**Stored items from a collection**

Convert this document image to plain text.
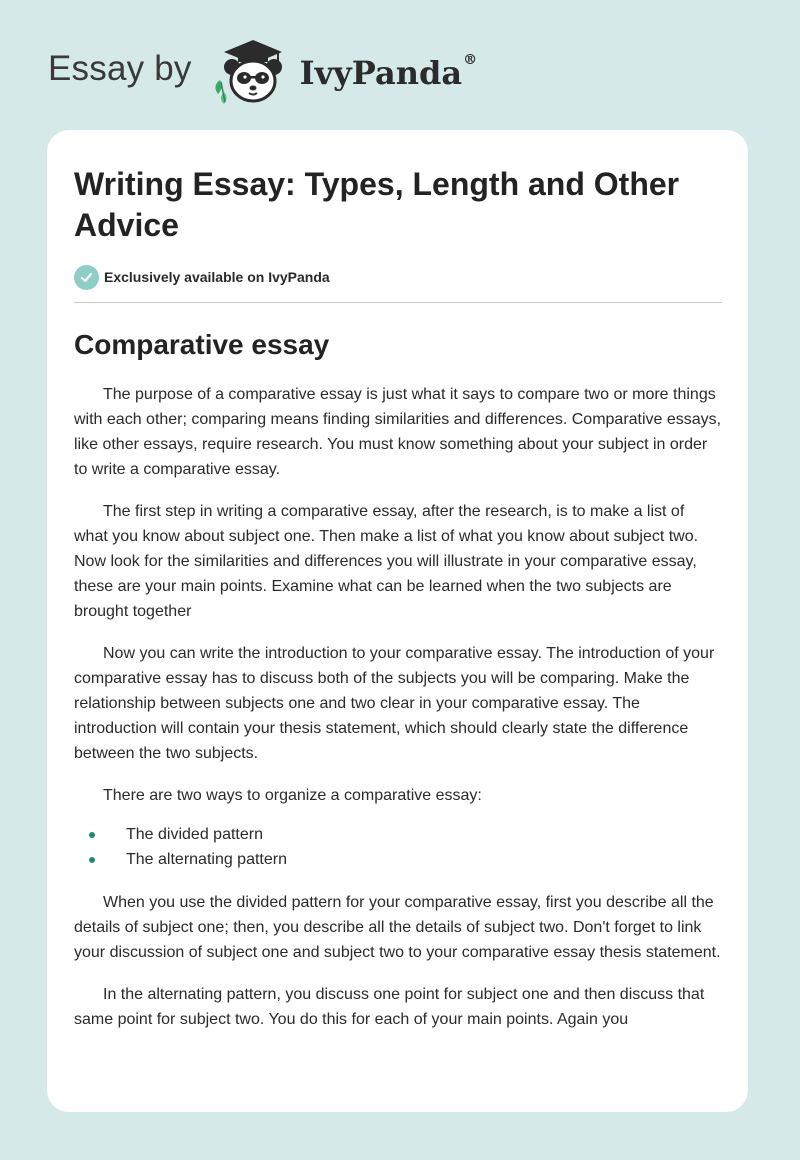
Essay by	IvyPanda®
Writing Essay: Types, Length and Other Advice
Exclusively available on IvyPanda
Comparative essay

The purpose of a comparative essay is just what it says to compare two or more things with each other; comparing means finding similarities and differences. Comparative essays, like other essays, require research. You must know something about your subject in order to write a comparative essay.

The first step in writing a comparative essay, after the research, is to make a list of what you know about subject one. Then make a list of what you know about subject two. Now look for the similarities and differences you will illustrate in your comparative essay, these are your main points. Examine what can be learned when the two subjects are brought together

Now you can write the introduction to your comparative essay. The introduction of your comparative essay has to discuss both of the subjects you will be comparing. Make the relationship between subjects one and two clear in your comparative essay. The introduction will contain your thesis statement, which should clearly state the difference between the two subjects.

There are two ways to organize a comparative essay:

The divided pattern
The alternating pattern

When you use the divided pattern for your comparative essay, first you describe all the details of subject one; then, you describe all the details of subject two. Don't forget to link your discussion of subject one and subject two to your comparative essay thesis statement.

In the alternating pattern, you discuss one point for subject one and then discuss that same point for subject two. You do this for each of your main points. Again you
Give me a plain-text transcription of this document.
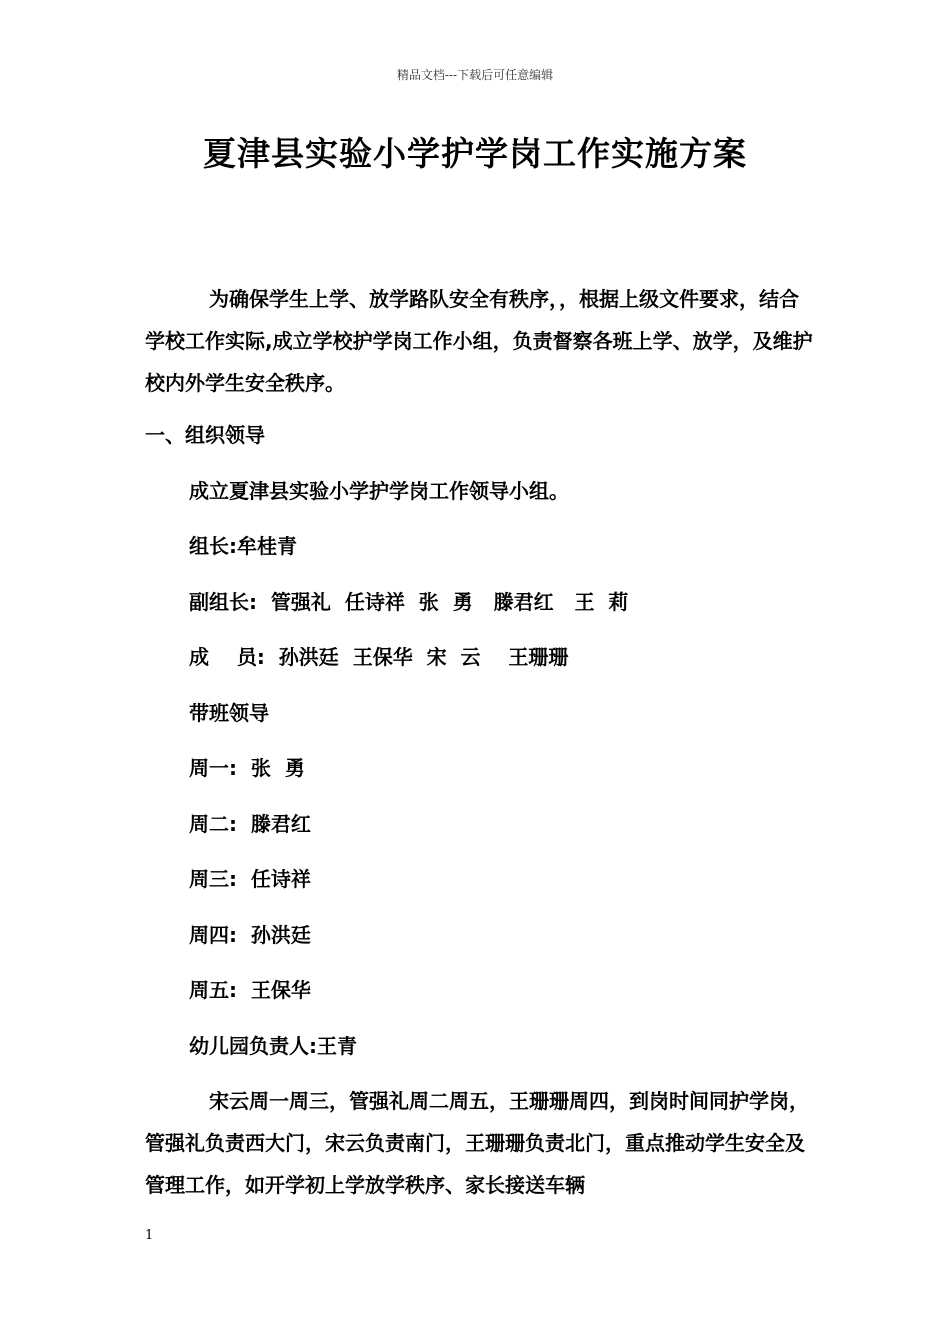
精品文档---下载后可任意编辑
夏津县实验小学护学岗工作实施方案

为确保学生上学、放学路队安全有秩序，，根据上级文件要求，结合学校工作实际,成立学校护学岗工作小组，负责督察各班上学、放学，及维护校内外学生安全秩序。

一、组织领导

成立夏津县实验小学护学岗工作领导小组。

组长:牟桂青

副组长:  管强礼  任诗祥  张  勇   滕君红   王  莉

成    员:  孙洪廷  王保华  宋  云    王珊珊

带班领导

周一:  张  勇

周二:  滕君红

周三:  任诗祥

周四:  孙洪廷

周五:  王保华

幼儿园负责人:王青

宋云周一周三，管强礼周二周五，王珊珊周四，到岗时间同护学岗，管强礼负责西大门，宋云负责南门，王珊珊负责北门，重点推动学生安全及管理工作，如开学初上学放学秩序、家长接送车辆

1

**Problem statement**
Copy each line above that contains the string "write".

**Correct answer**
The purpose of a comparative essay is just what it says to compare two or more things with each other; comparing means finding similarities and differences. Comparative essays, like other essays, require research. You must know something about your subject in order to write a comparative essay.
Now you can write the introduction to your comparative essay. The introduction of your comparative essay has to discuss both of the subjects you will be comparing. Make the relationship between subjects one and two clear in your comparative essay. The introduction will contain your thesis statement, which should clearly state the difference between the two subjects.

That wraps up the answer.